- [Aufgaben]
- A) Fassen Sie den Textauszug in zwei Sätzen zusammen.
- B) Wann und in welcher Stadt fand laut Textauszug die Amtseinführung von Dietrich Brauer statt?

- [Textauszug]
Russischer lutherischer Erzbischof Brauer betont: Leitung soll Einheit fördern

25. Feb. 2015
Erzbischof Dietrich Brauer. Foto: ELKRAS

Erzbischof Dietrich Brauer. Foto: ELKRAS

Solidarisch für Versöhnung und Frieden in der Ukraine

(LWI) – Erzbischof Dietrich Brauer, der jüngst in sein Amt als Oberhaupt der Evangelisch-Lutherischen Kirche in Russland (ELKR) eingeführt wurde, betont, die Funktion des Erzbischofs sei entscheidend als Klammer zwischen den beiden Teilen einer flächenmässig riesigen Kirche mit unterschiedlichen Traditionen, unterschiedlicher Geschichte und Spiritualität.

Im Gespräch mit der Lutherischen Welt-Information (LWI) bekräftigte Brauer im Anschluss an seine Amtseinführung am 8. Februar in Moskau, er wolle auch weiterhin die Einheit innerhalb der ELKR fördern, die aus zwei Diözesen besteht, der Evangelisch-Lutherischen Kirche Europäisches Russland (ELK ER) sowie der Evangelisch-Lutherischen Kirche Ural, Sibirien und Ferner Osten (ELKUSFO).

„Es gibt Unterschiede, aber uns eint unsere gemeinsame Geschichte und die Kirchenstruktur“, so Brauer. „In dieser Hinsicht ist der Erzbischof eine wichtige Person, die beide Teile verbindet und einen wichtigen Beitrag zur Einheit der Kirche leistet“, führte Brauer aus.

- [Datenauszug]
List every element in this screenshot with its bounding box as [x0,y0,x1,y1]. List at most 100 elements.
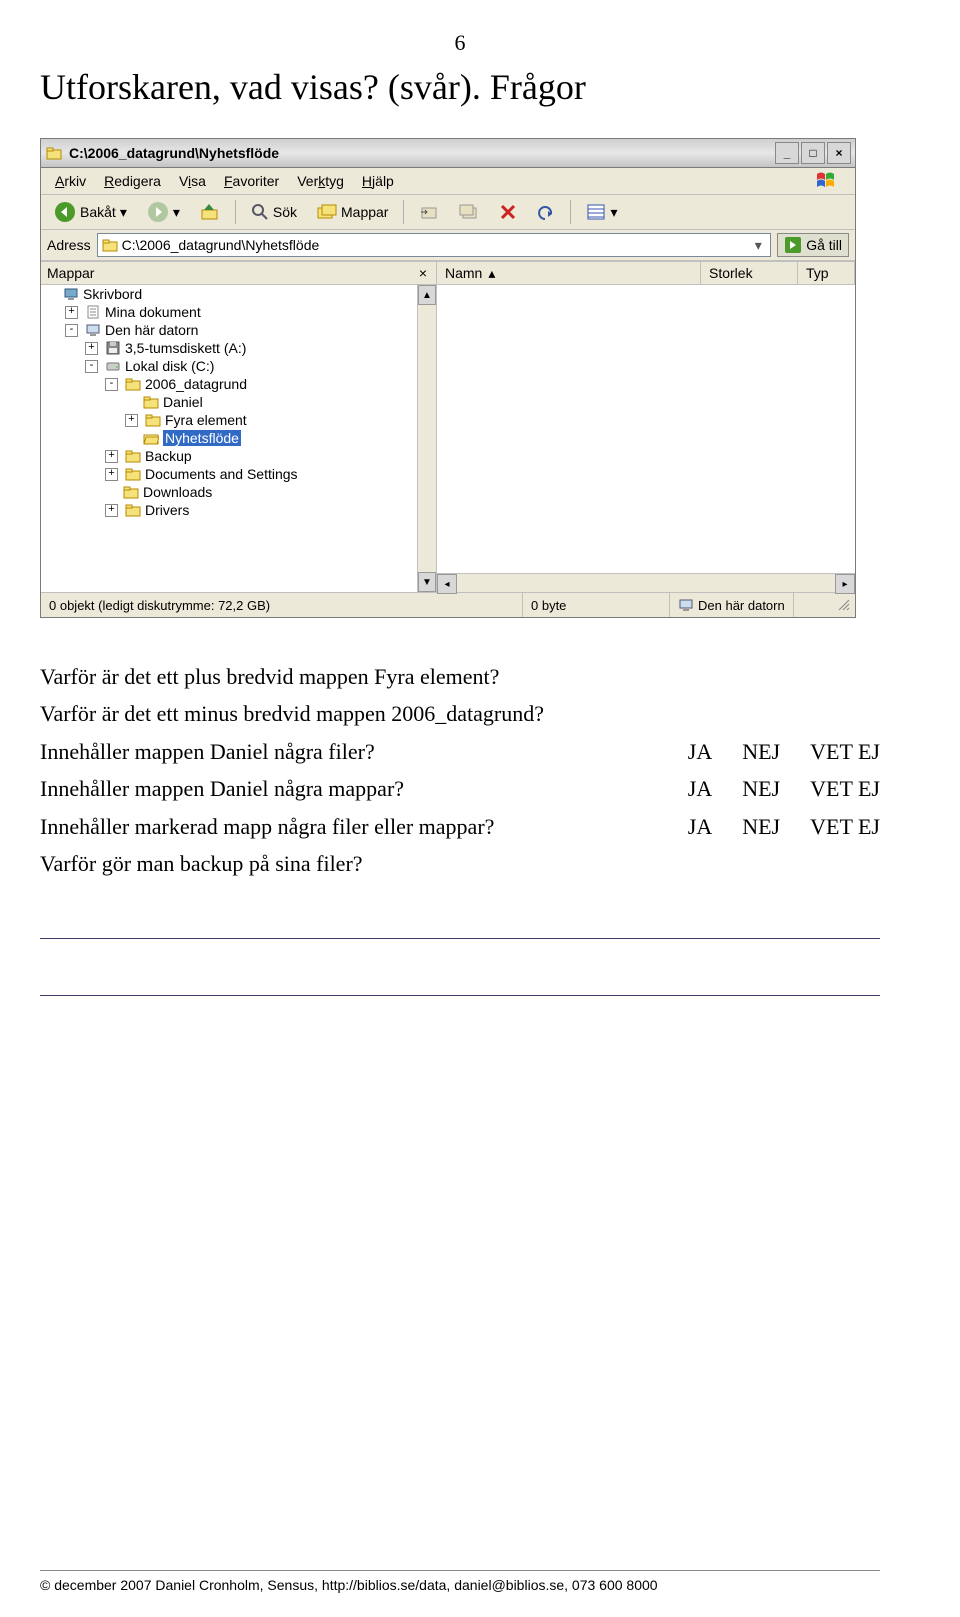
tree-item-label: Mina dokument [105,304,201,320]
tree-item-label: Skrivbord [83,286,142,302]
scroll-down-button[interactable]: ▼ [418,572,436,592]
collapse-button[interactable]: - [105,378,118,391]
tree-item[interactable]: +Backup [41,447,436,465]
expand-button[interactable]: + [85,342,98,355]
desktop-icon [63,286,79,302]
folder-tree[interactable]: Skrivbord+Mina dokument-Den här datorn+3… [41,285,436,592]
scroll-track[interactable] [418,305,436,572]
tree-item-label: Nyhetsflöde [163,430,241,446]
tree-item[interactable]: + Mina dokument [41,303,436,321]
toolbar: Bakåt ▾ ▾ Sök [41,195,855,230]
column-header-size[interactable]: Storlek [701,262,798,284]
menu-visa[interactable]: Visa [171,170,214,192]
up-button[interactable] [193,198,227,226]
status-location: Den här datorn [670,593,794,617]
tree-item-label: Lokal disk (C:) [125,358,214,374]
scroll-left-button[interactable]: ◂ [437,574,457,594]
folders-pane: Mappar × Skrivbord+Mina dokument-Den här… [41,262,437,592]
column-headers[interactable]: Namn ▴ Storlek Typ [437,262,855,285]
go-button[interactable]: Gå till [777,233,849,257]
file-list-pane: Namn ▴ Storlek Typ ◂ ▸ [437,262,855,592]
tree-item[interactable]: Skrivbord [41,285,436,303]
tree-item[interactable]: +Drivers [41,501,436,519]
back-arrow-icon [54,201,76,223]
page-footer: © december 2007 Daniel Cronholm, Sensus,… [40,1570,880,1593]
expand-button[interactable]: + [105,468,118,481]
expand-button[interactable]: + [105,504,118,517]
tree-item-label: Documents and Settings [145,466,298,482]
folders-pane-close-button[interactable]: × [416,265,430,281]
expand-button[interactable]: + [125,414,138,427]
tree-item[interactable]: +Fyra element [41,411,436,429]
address-input[interactable]: C:\2006_datagrund\Nyhetsflöde ▾ [97,233,772,257]
maximize-button[interactable]: □ [801,142,825,164]
status-bytes: 0 byte [523,593,670,617]
question-5: Innehåller markerad mapp några filer ell… [40,808,688,845]
copy-to-button[interactable] [452,199,486,225]
undo-button[interactable] [530,199,562,225]
scroll-up-button[interactable]: ▲ [418,285,436,305]
collapse-button[interactable]: - [65,324,78,337]
answer-nej: NEJ [742,770,780,807]
floppy-icon [105,340,121,356]
back-button[interactable]: Bakåt ▾ [47,197,134,227]
tree-item-label: Den här datorn [105,322,198,338]
tree-item[interactable]: + Documents and Settings [41,465,436,483]
menu-favoriter[interactable]: Favoriter [216,170,287,192]
folder-open-icon [143,430,159,446]
forward-button[interactable]: ▾ [140,197,187,227]
menu-redigera[interactable]: Redigera [96,170,169,192]
disk-icon [105,358,121,374]
move-to-button[interactable] [412,199,446,225]
close-button[interactable]: × [827,142,851,164]
menu-bar: Arkiv Redigera Visa Favoriter Verktyg Hj… [41,168,855,195]
status-bar: 0 objekt (ledigt diskutrymme: 72,2 GB) 0… [41,592,855,617]
menu-arkiv[interactable]: Arkiv [47,170,94,192]
chevron-down-icon: ▾ [173,204,180,221]
title-bar[interactable]: C:\2006_datagrund\Nyhetsflöde _ □ × [41,139,855,168]
answer-ja: JA [688,770,712,807]
search-button[interactable]: Sök [244,199,304,225]
minimize-button[interactable]: _ [775,142,799,164]
folder-icon [125,502,141,518]
address-dropdown-button[interactable]: ▾ [750,237,766,254]
column-header-name[interactable]: Namn ▴ [437,262,701,284]
vertical-scrollbar[interactable]: ▲ ▼ [417,285,436,592]
horizontal-scrollbar[interactable]: ◂ ▸ [437,573,855,592]
scroll-right-button[interactable]: ▸ [835,574,855,594]
tree-item[interactable]: - 2006_datagrund [41,375,436,393]
answer-vetej: VET EJ [810,733,880,770]
go-arrow-icon [784,236,802,254]
tree-item[interactable]: - Den här datorn [41,321,436,339]
folder-icon [123,484,139,500]
answer-nej: NEJ [742,733,780,770]
menu-verktyg[interactable]: Verktyg [289,170,352,192]
tree-item[interactable]: Daniel [41,393,436,411]
answer-nej: NEJ [742,808,780,845]
tree-item-label: 2006_datagrund [145,376,247,392]
computer-icon [678,597,694,613]
copy-to-icon [459,203,479,221]
tree-item-label: 3,5-tumsdiskett (A:) [125,340,246,356]
collapse-button[interactable]: - [85,360,98,373]
folders-button[interactable]: Mappar [310,199,395,225]
forward-arrow-icon [147,201,169,223]
tree-item[interactable]: Nyhetsflöde [41,429,436,447]
views-button[interactable]: ▾ [579,199,624,225]
scroll-track[interactable] [457,574,835,592]
folder-icon [125,466,141,482]
answer-vetej: VET EJ [810,808,880,845]
tree-item[interactable]: Downloads [41,483,436,501]
folder-open-icon [102,237,118,253]
menu-hjalp[interactable]: Hjälp [354,170,402,192]
question-1: Varför är det ett plus bredvid mappen Fy… [40,658,880,695]
file-list-area[interactable]: ◂ ▸ [437,285,855,592]
folder-up-icon [200,202,220,222]
expand-button[interactable]: + [105,450,118,463]
tree-item[interactable]: +3,5-tumsdiskett (A:) [41,339,436,357]
column-header-type[interactable]: Typ [798,262,855,284]
tree-item[interactable]: - Lokal disk (C:) [41,357,436,375]
delete-button[interactable] [492,199,524,225]
expand-button[interactable]: + [65,306,78,319]
resize-grip-icon[interactable] [835,596,853,614]
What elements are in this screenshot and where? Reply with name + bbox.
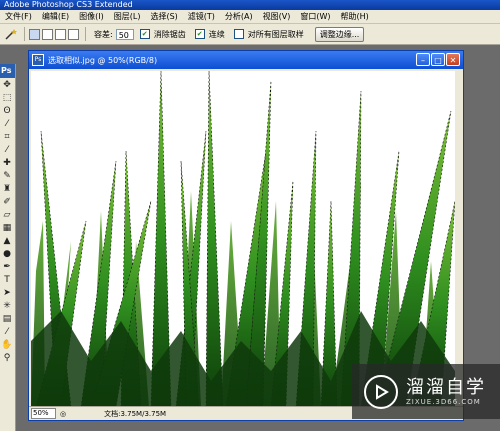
watermark-url: ZIXUE.3D66.COM: [406, 397, 481, 406]
shape-tool-icon[interactable]: ✳: [0, 299, 14, 312]
menu-layer[interactable]: 图层(L): [109, 11, 146, 22]
blur-tool-icon[interactable]: ▲: [0, 234, 14, 247]
healing-brush-icon[interactable]: ✚: [0, 156, 14, 169]
gradient-tool-icon[interactable]: ▦: [0, 221, 14, 234]
menu-filter[interactable]: 滤镜(T): [183, 11, 220, 22]
clone-stamp-icon[interactable]: ♜: [0, 182, 14, 195]
slice-tool-icon[interactable]: ⁄: [0, 143, 14, 156]
toolbox: Ps ✥ ⬚ ʘ ⁄ ⌗ ⁄ ✚ ✎ ♜ ✐ ▱ ▦ ▲ ● ✒ T ➤ ✳ ▤…: [0, 64, 16, 431]
doc-size-info: 文档:3.75M/3.75M: [104, 409, 167, 418]
intersect-selection-button[interactable]: [68, 28, 79, 40]
ps-document-icon: Ps: [32, 54, 44, 66]
marquee-tool-icon[interactable]: ⬚: [0, 91, 14, 104]
new-selection-button[interactable]: [29, 28, 40, 40]
watermark-brand: 溜溜自学: [406, 376, 486, 398]
menu-view[interactable]: 视图(V): [258, 11, 296, 22]
type-tool-icon[interactable]: T: [0, 273, 14, 286]
vertical-scrollbar[interactable]: [455, 71, 462, 407]
dodge-tool-icon[interactable]: ●: [0, 247, 14, 260]
all-layers-label: 对所有图层取样: [247, 29, 304, 39]
maximize-button[interactable]: □: [431, 53, 445, 66]
hand-tool-icon[interactable]: ✋: [0, 338, 14, 351]
app-title-bar: Adobe Photoshop CS3 Extended: [0, 0, 500, 10]
divider: [85, 27, 86, 41]
image-canvas[interactable]: [31, 71, 455, 407]
document-title: 选取相似.jpg @ 50%(RGB/8): [48, 55, 158, 65]
magic-wand-tool-icon[interactable]: ⁄: [0, 117, 14, 130]
document-title-bar[interactable]: Ps 选取相似.jpg @ 50%(RGB/8) – □ ✕: [29, 51, 463, 69]
contiguous-label: 连续: [208, 29, 225, 39]
antialias-label: 消除锯齿: [153, 29, 186, 39]
menu-select[interactable]: 选择(S): [145, 11, 182, 22]
eraser-tool-icon[interactable]: ▱: [0, 208, 14, 221]
window-controls: – □ ✕: [415, 53, 460, 66]
lasso-tool-icon[interactable]: ʘ: [0, 104, 14, 117]
play-logo-icon: [364, 374, 398, 409]
menu-image[interactable]: 图像(I): [74, 11, 109, 22]
zoom-tool-icon[interactable]: ⚲: [0, 351, 14, 364]
move-tool-icon[interactable]: ✥: [0, 78, 14, 91]
zoom-field[interactable]: 50%: [31, 408, 56, 419]
ps-badge: Ps: [0, 64, 15, 78]
menu-analysis[interactable]: 分析(A): [220, 11, 258, 22]
crop-tool-icon[interactable]: ⌗: [0, 130, 14, 143]
add-to-selection-button[interactable]: [42, 28, 53, 40]
pen-tool-icon[interactable]: ✒: [0, 260, 14, 273]
grass-image: [31, 71, 455, 407]
all-layers-checkbox[interactable]: [233, 29, 244, 39]
watermark: 溜溜自学 ZIXUE.3D66.COM: [352, 364, 500, 419]
notes-tool-icon[interactable]: ▤: [0, 312, 14, 325]
contiguous-checkbox[interactable]: ✔: [194, 29, 205, 39]
tolerance-input[interactable]: 50: [115, 28, 134, 40]
menu-bar: 文件(F) 编辑(E) 图像(I) 图层(L) 选择(S) 滤镜(T) 分析(A…: [0, 10, 500, 24]
menu-file[interactable]: 文件(F): [0, 11, 37, 22]
refine-edge-button[interactable]: 调整边缘...: [314, 26, 365, 42]
tolerance-label: 容差:: [94, 29, 113, 39]
magic-wand-tool-preset[interactable]: [2, 26, 20, 42]
close-button[interactable]: ✕: [446, 53, 460, 66]
history-brush-icon[interactable]: ✐: [0, 195, 14, 208]
menu-help[interactable]: 帮助(H): [336, 11, 374, 22]
menu-edit[interactable]: 编辑(E): [37, 11, 74, 22]
eyedropper-icon[interactable]: ⁄: [0, 325, 14, 338]
path-select-icon[interactable]: ➤: [0, 286, 14, 299]
subtract-from-selection-button[interactable]: [55, 28, 66, 40]
minimize-button[interactable]: –: [416, 53, 430, 66]
antialias-checkbox[interactable]: ✔: [139, 29, 150, 39]
magic-wand-icon: [5, 29, 17, 40]
brush-tool-icon[interactable]: ✎: [0, 169, 14, 182]
watermark-text: 溜溜自学 ZIXUE.3D66.COM: [406, 376, 486, 406]
app-title: Adobe Photoshop CS3 Extended: [4, 0, 133, 9]
menu-window[interactable]: 窗口(W): [295, 11, 335, 22]
options-bar: 容差: 50 ✔ 消除锯齿 ✔ 连续 对所有图层取样 调整边缘...: [0, 24, 500, 45]
divider: [24, 27, 25, 41]
status-menu-icon[interactable]: ◎: [60, 410, 66, 418]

- [Lösungen]
- A) Dietrich Brauer, der neu eingeführte Erzbischof der Evangelisch-Lutherischen Kirche in Russland (ELKR), sieht das Amt des Erzbischofs als entscheidende Klammer zwischen den beiden Teilen der flächenmäßig riesigen Kirche mit unterschiedlichen Traditionen. Er will weiterhin die Einheit der ELKR fördern, die aus zwei Diözesen besteht und durch eine gemeinsame Geschichte und Kirchenstruktur verbunden ist.

- B) Am 8. Februar in Moskau.